___ Records provided

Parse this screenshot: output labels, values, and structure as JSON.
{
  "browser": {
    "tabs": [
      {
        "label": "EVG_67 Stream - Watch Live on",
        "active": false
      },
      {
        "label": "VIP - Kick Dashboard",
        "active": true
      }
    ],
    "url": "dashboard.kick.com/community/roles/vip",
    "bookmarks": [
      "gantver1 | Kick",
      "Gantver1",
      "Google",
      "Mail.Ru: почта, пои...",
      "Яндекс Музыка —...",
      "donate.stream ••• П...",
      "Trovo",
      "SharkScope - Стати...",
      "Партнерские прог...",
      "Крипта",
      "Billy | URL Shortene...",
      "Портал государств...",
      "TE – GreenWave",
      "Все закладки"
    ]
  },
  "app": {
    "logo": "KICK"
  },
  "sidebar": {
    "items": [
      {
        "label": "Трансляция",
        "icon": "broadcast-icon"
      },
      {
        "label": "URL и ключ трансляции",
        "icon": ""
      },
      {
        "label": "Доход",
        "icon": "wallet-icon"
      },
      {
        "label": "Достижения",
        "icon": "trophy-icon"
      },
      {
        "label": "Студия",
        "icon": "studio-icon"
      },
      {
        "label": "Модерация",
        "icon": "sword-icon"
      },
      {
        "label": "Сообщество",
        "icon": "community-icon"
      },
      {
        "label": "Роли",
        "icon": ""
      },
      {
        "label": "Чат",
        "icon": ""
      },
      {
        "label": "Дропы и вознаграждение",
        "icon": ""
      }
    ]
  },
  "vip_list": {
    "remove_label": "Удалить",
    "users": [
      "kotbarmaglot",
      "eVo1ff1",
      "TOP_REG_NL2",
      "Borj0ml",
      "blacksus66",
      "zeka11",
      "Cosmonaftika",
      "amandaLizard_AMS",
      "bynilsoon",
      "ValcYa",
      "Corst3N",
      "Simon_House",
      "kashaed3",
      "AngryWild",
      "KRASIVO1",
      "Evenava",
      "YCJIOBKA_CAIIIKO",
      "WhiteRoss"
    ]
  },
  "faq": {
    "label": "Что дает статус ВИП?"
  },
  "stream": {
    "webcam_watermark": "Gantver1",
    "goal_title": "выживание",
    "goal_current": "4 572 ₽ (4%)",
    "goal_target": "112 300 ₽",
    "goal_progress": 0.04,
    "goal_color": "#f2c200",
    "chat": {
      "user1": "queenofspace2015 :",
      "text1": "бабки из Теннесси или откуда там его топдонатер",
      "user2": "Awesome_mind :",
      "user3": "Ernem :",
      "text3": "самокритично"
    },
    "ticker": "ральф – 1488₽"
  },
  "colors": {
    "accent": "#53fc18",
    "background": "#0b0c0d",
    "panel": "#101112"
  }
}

______

Print the records above exactly as they appear.

* Exercise response
Parse this screenshot: output labels, values, and structure as JSON.
{
  "browser": {
    "tabs": [
      {
        "label": "EVG_67 Stream - Watch Live on",
        "active": false
      },
      {
        "label": "VIP - Kick Dashboard",
        "active": true
      }
    ],
    "url": "dashboard.kick.com/community/roles/vip",
    "bookmarks": [
      "gantver1 | Kick",
      "Gantver1",
      "Google",
      "Mail.Ru: почта, пои...",
      "Яндекс Музыка —...",
      "donate.stream ••• П...",
      "Trovo",
      "SharkScope - Стати...",
      "Партнерские прог...",
      "Крипта",
      "Billy | URL Shortene...",
      "Портал государств...",
      "TE – GreenWave",
      "Все закладки"
    ]
  },
  "app": {
    "logo": "KICK"
  },
  "sidebar": {
    "items": [
      {
        "label": "Трансляция",
        "icon": "broadcast-icon"
      },
      {
        "label": "URL и ключ трансляции",
        "icon": ""
      },
      {
        "label": "Доход",
        "icon": "wallet-icon"
      },
      {
        "label": "Достижения",
        "icon": "trophy-icon"
      },
      {
        "label": "Студия",
        "icon": "studio-icon"
      },
      {
        "label": "Модерация",
        "icon": "sword-icon"
      },
      {
        "label": "Сообщество",
        "icon": "community-icon"
      },
      {
        "label": "Роли",
        "icon": ""
      },
      {
        "label": "Чат",
        "icon": ""
      },
      {
        "label": "Дропы и вознаграждение",
        "icon": ""
      }
    ]
  },
  "vip_list": {
    "remove_label": "Удалить",
    "users": [
      "kotbarmaglot",
      "eVo1ff1",
      "TOP_REG_NL2",
      "Borj0ml",
      "blacksus66",
      "zeka11",
      "Cosmonaftika",
      "amandaLizard_AMS",
      "bynilsoon",
      "ValcYa",
      "Corst3N",
      "Simon_House",
      "kashaed3",
      "AngryWild",
      "KRASIVO1",
      "Evenava",
      "YCJIOBKA_CAIIIKO",
      "WhiteRoss"
    ]
  },
  "faq": {
    "label": "Что дает статус ВИП?"
  },
  "stream": {
    "webcam_watermark": "Gantver1",
    "goal_title": "выживание",
    "goal_current": "4 572 ₽ (4%)",
    "goal_target": "112 300 ₽",
    "goal_progress": 0.04,
    "goal_color": "#f2c200",
    "chat": {
      "user1": "queenofspace2015 :",
      "text1": "бабки из Теннесси или откуда там его топдонатер",
      "user2": "Awesome_mind :",
      "user3": "Ernem :",
      "text3": "самокритично"
    },
    "ticker": "ральф – 1488₽"
  },
  "colors": {
    "accent": "#53fc18",
    "background": "#0b0c0d",
    "panel": "#101112"
  }
}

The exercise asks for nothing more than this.